What you have to do: Reproduce all of the entries below line for line, without changing a single character.
"""
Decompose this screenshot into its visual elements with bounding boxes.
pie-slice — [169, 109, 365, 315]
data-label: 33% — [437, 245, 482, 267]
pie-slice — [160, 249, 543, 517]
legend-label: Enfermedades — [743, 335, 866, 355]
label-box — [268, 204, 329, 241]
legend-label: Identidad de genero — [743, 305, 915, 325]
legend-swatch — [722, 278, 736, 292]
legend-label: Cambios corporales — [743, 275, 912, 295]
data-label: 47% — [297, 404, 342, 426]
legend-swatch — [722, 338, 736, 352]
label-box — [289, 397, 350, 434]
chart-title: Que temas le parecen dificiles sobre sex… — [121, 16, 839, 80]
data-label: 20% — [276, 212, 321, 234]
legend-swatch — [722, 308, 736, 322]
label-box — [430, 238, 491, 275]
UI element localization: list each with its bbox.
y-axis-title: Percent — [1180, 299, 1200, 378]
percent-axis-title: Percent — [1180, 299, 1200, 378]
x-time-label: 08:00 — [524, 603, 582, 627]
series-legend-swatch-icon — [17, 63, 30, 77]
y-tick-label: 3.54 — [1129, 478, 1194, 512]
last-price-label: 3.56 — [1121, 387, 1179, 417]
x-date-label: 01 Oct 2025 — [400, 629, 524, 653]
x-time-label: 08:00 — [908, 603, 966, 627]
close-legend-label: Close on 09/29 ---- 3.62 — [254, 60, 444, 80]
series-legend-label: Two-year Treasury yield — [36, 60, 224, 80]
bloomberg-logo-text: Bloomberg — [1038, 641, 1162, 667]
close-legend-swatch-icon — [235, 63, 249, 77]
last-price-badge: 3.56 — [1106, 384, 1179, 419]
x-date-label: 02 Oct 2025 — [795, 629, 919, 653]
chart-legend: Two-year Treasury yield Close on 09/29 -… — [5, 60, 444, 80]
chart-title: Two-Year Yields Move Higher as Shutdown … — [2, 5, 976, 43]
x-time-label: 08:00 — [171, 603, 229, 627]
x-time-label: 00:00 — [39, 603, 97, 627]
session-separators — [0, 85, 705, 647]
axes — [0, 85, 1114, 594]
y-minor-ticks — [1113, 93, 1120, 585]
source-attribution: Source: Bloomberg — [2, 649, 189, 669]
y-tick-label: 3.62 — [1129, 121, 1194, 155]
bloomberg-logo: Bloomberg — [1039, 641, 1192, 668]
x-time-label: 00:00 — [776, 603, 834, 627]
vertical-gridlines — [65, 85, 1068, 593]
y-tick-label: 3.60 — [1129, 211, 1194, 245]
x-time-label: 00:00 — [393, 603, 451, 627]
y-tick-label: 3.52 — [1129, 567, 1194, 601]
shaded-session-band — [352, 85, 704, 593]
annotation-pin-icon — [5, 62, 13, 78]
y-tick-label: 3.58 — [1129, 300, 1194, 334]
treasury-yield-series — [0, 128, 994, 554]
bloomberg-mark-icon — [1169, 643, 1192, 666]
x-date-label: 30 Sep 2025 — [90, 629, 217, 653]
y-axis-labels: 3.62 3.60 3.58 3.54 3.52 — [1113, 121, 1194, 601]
"""
Final answer:
Decompose this screenshot into its visual elements with bounding boxes.
pie-slice — [169, 109, 365, 315]
data-label: 33% — [437, 245, 482, 267]
pie-slice — [160, 249, 543, 517]
legend-label: Enfermedades — [743, 335, 866, 355]
label-box — [268, 204, 329, 241]
legend-label: Identidad de genero — [743, 305, 915, 325]
legend-swatch — [722, 278, 736, 292]
legend-label: Cambios corporales — [743, 275, 912, 295]
data-label: 47% — [297, 404, 342, 426]
legend-swatch — [722, 338, 736, 352]
label-box — [289, 397, 350, 434]
chart-title: Que temas le parecen dificiles sobre sex… — [121, 16, 839, 80]
data-label: 20% — [276, 212, 321, 234]
legend-swatch — [722, 308, 736, 322]
label-box — [430, 238, 491, 275]
UI element localization: list each with its bbox.
y-axis-title: Percent — [1180, 299, 1200, 378]
percent-axis-title: Percent — [1180, 299, 1200, 378]
x-time-label: 08:00 — [524, 603, 582, 627]
series-legend-swatch-icon — [17, 63, 30, 77]
y-tick-label: 3.54 — [1129, 478, 1194, 512]
last-price-label: 3.56 — [1121, 387, 1179, 417]
x-date-label: 01 Oct 2025 — [400, 629, 524, 653]
x-time-label: 08:00 — [908, 603, 966, 627]
close-legend-label: Close on 09/29 ---- 3.62 — [254, 60, 444, 80]
series-legend-label: Two-year Treasury yield — [36, 60, 224, 80]
bloomberg-logo-text: Bloomberg — [1038, 641, 1162, 667]
close-legend-swatch-icon — [235, 63, 249, 77]
last-price-badge: 3.56 — [1106, 384, 1179, 419]
x-date-label: 02 Oct 2025 — [795, 629, 919, 653]
chart-legend: Two-year Treasury yield Close on 09/29 -… — [5, 60, 444, 80]
chart-title: Two-Year Yields Move Higher as Shutdown … — [2, 5, 976, 43]
x-time-label: 08:00 — [171, 603, 229, 627]
x-time-label: 00:00 — [39, 603, 97, 627]
session-separators — [0, 85, 705, 647]
axes — [0, 85, 1114, 594]
y-minor-ticks — [1113, 93, 1120, 585]
source-attribution: Source: Bloomberg — [2, 649, 189, 669]
y-tick-label: 3.62 — [1129, 121, 1194, 155]
bloomberg-logo: Bloomberg — [1039, 641, 1192, 668]
x-time-label: 00:00 — [776, 603, 834, 627]
vertical-gridlines — [65, 85, 1068, 593]
y-tick-label: 3.60 — [1129, 211, 1194, 245]
x-time-label: 00:00 — [393, 603, 451, 627]
y-tick-label: 3.52 — [1129, 567, 1194, 601]
shaded-session-band — [352, 85, 704, 593]
annotation-pin-icon — [5, 62, 13, 78]
y-tick-label: 3.58 — [1129, 300, 1194, 334]
treasury-yield-series — [0, 128, 994, 554]
bloomberg-mark-icon — [1169, 643, 1192, 666]
x-date-label: 30 Sep 2025 — [90, 629, 217, 653]
y-axis-labels: 3.62 3.60 3.58 3.54 3.52 — [1113, 121, 1194, 601]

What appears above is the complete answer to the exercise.